#### Your goal
Send back the records in full, character for character.

## Begin Data section

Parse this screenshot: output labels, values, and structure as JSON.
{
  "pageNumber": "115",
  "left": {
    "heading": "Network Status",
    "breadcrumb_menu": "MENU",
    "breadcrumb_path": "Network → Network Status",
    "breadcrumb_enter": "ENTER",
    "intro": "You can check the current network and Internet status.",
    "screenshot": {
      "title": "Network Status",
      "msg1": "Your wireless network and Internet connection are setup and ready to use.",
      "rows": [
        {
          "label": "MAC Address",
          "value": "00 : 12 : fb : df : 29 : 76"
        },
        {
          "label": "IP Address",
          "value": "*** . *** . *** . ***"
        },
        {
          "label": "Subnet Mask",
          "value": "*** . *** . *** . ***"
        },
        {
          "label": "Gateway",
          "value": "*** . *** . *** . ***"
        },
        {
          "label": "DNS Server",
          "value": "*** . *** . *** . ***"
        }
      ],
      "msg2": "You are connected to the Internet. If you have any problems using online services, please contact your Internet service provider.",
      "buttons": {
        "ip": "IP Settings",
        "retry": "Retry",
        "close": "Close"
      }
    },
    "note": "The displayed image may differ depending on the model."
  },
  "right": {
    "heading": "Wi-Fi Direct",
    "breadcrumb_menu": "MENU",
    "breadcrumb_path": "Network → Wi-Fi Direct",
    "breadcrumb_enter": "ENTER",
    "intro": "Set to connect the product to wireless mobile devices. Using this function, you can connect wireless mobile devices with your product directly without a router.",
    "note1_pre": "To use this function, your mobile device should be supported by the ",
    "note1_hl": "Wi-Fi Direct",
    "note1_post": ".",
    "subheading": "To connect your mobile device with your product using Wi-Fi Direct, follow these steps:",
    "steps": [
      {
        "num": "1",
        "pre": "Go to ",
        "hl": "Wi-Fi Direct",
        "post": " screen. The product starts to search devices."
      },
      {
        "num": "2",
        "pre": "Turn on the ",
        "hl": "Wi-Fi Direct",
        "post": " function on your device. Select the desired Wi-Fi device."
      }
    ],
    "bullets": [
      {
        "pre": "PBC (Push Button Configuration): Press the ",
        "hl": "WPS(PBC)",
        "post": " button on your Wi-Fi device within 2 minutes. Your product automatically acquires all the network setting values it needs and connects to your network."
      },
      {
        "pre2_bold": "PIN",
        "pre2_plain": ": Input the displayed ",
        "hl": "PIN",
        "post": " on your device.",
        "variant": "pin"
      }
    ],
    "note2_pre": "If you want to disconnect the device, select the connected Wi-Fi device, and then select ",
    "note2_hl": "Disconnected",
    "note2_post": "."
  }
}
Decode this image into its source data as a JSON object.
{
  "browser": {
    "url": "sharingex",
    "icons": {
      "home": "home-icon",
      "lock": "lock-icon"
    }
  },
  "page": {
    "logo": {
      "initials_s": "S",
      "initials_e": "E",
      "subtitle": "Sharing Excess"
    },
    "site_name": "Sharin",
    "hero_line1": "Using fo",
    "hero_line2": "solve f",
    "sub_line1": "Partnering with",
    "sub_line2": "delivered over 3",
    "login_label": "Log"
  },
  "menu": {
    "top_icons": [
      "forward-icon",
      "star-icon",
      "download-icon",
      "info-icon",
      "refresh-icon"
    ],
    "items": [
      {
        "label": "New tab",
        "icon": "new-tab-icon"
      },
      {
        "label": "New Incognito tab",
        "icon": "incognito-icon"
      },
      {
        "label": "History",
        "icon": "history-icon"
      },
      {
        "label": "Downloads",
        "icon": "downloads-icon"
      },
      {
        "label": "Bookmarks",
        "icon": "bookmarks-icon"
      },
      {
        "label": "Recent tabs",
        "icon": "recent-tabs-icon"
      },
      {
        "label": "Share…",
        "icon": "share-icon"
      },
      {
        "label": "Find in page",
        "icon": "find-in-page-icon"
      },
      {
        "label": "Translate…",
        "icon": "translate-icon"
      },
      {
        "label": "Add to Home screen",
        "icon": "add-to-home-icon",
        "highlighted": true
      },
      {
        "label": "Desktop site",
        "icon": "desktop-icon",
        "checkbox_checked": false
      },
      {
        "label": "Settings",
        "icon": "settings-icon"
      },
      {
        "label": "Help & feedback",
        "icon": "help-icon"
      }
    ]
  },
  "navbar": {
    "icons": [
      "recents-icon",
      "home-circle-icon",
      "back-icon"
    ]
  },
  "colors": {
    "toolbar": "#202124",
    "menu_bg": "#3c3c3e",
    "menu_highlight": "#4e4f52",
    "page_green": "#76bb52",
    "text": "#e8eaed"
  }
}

## End Data section

#### Task answer
Parse this screenshot: output labels, values, and structure as JSON.
{
  "pageNumber": "115",
  "left": {
    "heading": "Network Status",
    "breadcrumb_menu": "MENU",
    "breadcrumb_path": "Network → Network Status",
    "breadcrumb_enter": "ENTER",
    "intro": "You can check the current network and Internet status.",
    "screenshot": {
      "title": "Network Status",
      "msg1": "Your wireless network and Internet connection are setup and ready to use.",
      "rows": [
        {
          "label": "MAC Address",
          "value": "00 : 12 : fb : df : 29 : 76"
        },
        {
          "label": "IP Address",
          "value": "*** . *** . *** . ***"
        },
        {
          "label": "Subnet Mask",
          "value": "*** . *** . *** . ***"
        },
        {
          "label": "Gateway",
          "value": "*** . *** . *** . ***"
        },
        {
          "label": "DNS Server",
          "value": "*** . *** . *** . ***"
        }
      ],
      "msg2": "You are connected to the Internet. If you have any problems using online services, please contact your Internet service provider.",
      "buttons": {
        "ip": "IP Settings",
        "retry": "Retry",
        "close": "Close"
      }
    },
    "note": "The displayed image may differ depending on the model."
  },
  "right": {
    "heading": "Wi-Fi Direct",
    "breadcrumb_menu": "MENU",
    "breadcrumb_path": "Network → Wi-Fi Direct",
    "breadcrumb_enter": "ENTER",
    "intro": "Set to connect the product to wireless mobile devices. Using this function, you can connect wireless mobile devices with your product directly without a router.",
    "note1_pre": "To use this function, your mobile device should be supported by the ",
    "note1_hl": "Wi-Fi Direct",
    "note1_post": ".",
    "subheading": "To connect your mobile device with your product using Wi-Fi Direct, follow these steps:",
    "steps": [
      {
        "num": "1",
        "pre": "Go to ",
        "hl": "Wi-Fi Direct",
        "post": " screen. The product starts to search devices."
      },
      {
        "num": "2",
        "pre": "Turn on the ",
        "hl": "Wi-Fi Direct",
        "post": " function on your device. Select the desired Wi-Fi device."
      }
    ],
    "bullets": [
      {
        "pre": "PBC (Push Button Configuration): Press the ",
        "hl": "WPS(PBC)",
        "post": " button on your Wi-Fi device within 2 minutes. Your product automatically acquires all the network setting values it needs and connects to your network."
      },
      {
        "pre2_bold": "PIN",
        "pre2_plain": ": Input the displayed ",
        "hl": "PIN",
        "post": " on your device.",
        "variant": "pin"
      }
    ],
    "note2_pre": "If you want to disconnect the device, select the connected Wi-Fi device, and then select ",
    "note2_hl": "Disconnected",
    "note2_post": "."
  }
}
Decode this image into its source data as a JSON object.
{
  "browser": {
    "url": "sharingex",
    "icons": {
      "home": "home-icon",
      "lock": "lock-icon"
    }
  },
  "page": {
    "logo": {
      "initials_s": "S",
      "initials_e": "E",
      "subtitle": "Sharing Excess"
    },
    "site_name": "Sharin",
    "hero_line1": "Using fo",
    "hero_line2": "solve f",
    "sub_line1": "Partnering with",
    "sub_line2": "delivered over 3",
    "login_label": "Log"
  },
  "menu": {
    "top_icons": [
      "forward-icon",
      "star-icon",
      "download-icon",
      "info-icon",
      "refresh-icon"
    ],
    "items": [
      {
        "label": "New tab",
        "icon": "new-tab-icon"
      },
      {
        "label": "New Incognito tab",
        "icon": "incognito-icon"
      },
      {
        "label": "History",
        "icon": "history-icon"
      },
      {
        "label": "Downloads",
        "icon": "downloads-icon"
      },
      {
        "label": "Bookmarks",
        "icon": "bookmarks-icon"
      },
      {
        "label": "Recent tabs",
        "icon": "recent-tabs-icon"
      },
      {
        "label": "Share…",
        "icon": "share-icon"
      },
      {
        "label": "Find in page",
        "icon": "find-in-page-icon"
      },
      {
        "label": "Translate…",
        "icon": "translate-icon"
      },
      {
        "label": "Add to Home screen",
        "icon": "add-to-home-icon",
        "highlighted": true
      },
      {
        "label": "Desktop site",
        "icon": "desktop-icon",
        "checkbox_checked": false
      },
      {
        "label": "Settings",
        "icon": "settings-icon"
      },
      {
        "label": "Help & feedback",
        "icon": "help-icon"
      }
    ]
  },
  "navbar": {
    "icons": [
      "recents-icon",
      "home-circle-icon",
      "back-icon"
    ]
  },
  "colors": {
    "toolbar": "#202124",
    "menu_bg": "#3c3c3e",
    "menu_highlight": "#4e4f52",
    "page_green": "#76bb52",
    "text": "#e8eaed"
  }
}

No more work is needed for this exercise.